> _Written exercise_
In the material below, find all lines with the string "после" and copy them.

[Saved entries]
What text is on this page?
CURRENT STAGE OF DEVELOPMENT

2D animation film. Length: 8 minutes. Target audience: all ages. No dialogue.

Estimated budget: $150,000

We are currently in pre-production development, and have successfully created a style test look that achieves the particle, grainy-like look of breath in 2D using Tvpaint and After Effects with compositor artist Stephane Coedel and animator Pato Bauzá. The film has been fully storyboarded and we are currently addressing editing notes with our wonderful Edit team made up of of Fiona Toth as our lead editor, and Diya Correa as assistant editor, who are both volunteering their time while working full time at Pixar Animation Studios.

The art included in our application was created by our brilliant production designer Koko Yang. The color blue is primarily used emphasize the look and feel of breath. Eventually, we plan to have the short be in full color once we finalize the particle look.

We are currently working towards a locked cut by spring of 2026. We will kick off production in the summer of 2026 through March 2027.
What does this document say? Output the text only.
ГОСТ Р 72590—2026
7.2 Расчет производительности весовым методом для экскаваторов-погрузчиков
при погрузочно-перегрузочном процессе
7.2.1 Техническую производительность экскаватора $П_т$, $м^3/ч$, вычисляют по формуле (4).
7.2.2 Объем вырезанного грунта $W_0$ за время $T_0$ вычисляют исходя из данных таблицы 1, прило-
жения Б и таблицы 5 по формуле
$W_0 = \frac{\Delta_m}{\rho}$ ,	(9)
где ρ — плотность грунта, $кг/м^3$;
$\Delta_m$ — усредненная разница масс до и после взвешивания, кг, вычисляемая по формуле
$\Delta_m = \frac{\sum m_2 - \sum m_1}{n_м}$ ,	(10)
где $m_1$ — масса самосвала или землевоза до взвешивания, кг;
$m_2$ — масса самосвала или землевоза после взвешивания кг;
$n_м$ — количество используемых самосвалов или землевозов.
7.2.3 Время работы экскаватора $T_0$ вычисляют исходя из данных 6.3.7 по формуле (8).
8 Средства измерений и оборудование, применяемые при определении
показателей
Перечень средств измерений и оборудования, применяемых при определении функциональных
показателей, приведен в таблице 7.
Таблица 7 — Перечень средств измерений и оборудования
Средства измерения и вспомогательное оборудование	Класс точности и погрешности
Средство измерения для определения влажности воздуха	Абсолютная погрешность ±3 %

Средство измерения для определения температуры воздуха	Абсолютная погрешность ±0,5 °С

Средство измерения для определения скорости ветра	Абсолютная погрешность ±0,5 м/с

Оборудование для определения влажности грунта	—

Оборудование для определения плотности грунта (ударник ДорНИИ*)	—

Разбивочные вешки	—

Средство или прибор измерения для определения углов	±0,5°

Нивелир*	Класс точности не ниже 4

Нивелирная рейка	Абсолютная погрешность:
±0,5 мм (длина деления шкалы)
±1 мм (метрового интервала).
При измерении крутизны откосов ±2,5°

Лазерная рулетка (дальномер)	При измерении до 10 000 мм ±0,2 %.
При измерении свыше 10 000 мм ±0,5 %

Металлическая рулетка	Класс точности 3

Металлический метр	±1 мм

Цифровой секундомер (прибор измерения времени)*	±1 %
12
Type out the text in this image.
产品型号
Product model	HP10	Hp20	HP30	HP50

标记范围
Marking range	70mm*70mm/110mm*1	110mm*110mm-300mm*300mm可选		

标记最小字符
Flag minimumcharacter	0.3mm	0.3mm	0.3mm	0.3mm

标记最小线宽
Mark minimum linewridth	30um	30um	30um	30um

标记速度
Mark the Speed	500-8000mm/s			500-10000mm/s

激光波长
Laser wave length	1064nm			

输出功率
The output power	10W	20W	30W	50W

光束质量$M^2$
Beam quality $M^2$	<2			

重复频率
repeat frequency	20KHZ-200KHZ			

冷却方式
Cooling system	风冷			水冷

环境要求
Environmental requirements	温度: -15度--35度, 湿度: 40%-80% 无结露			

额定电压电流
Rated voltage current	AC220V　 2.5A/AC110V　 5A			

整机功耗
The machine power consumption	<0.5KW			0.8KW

> _Response to the task_
$\Delta_m$ — усредненная разница масс до и после взвешивания, кг, вычисляемая по формуле
$m_2$ — масса самосвала или землевоза после взвешивания кг;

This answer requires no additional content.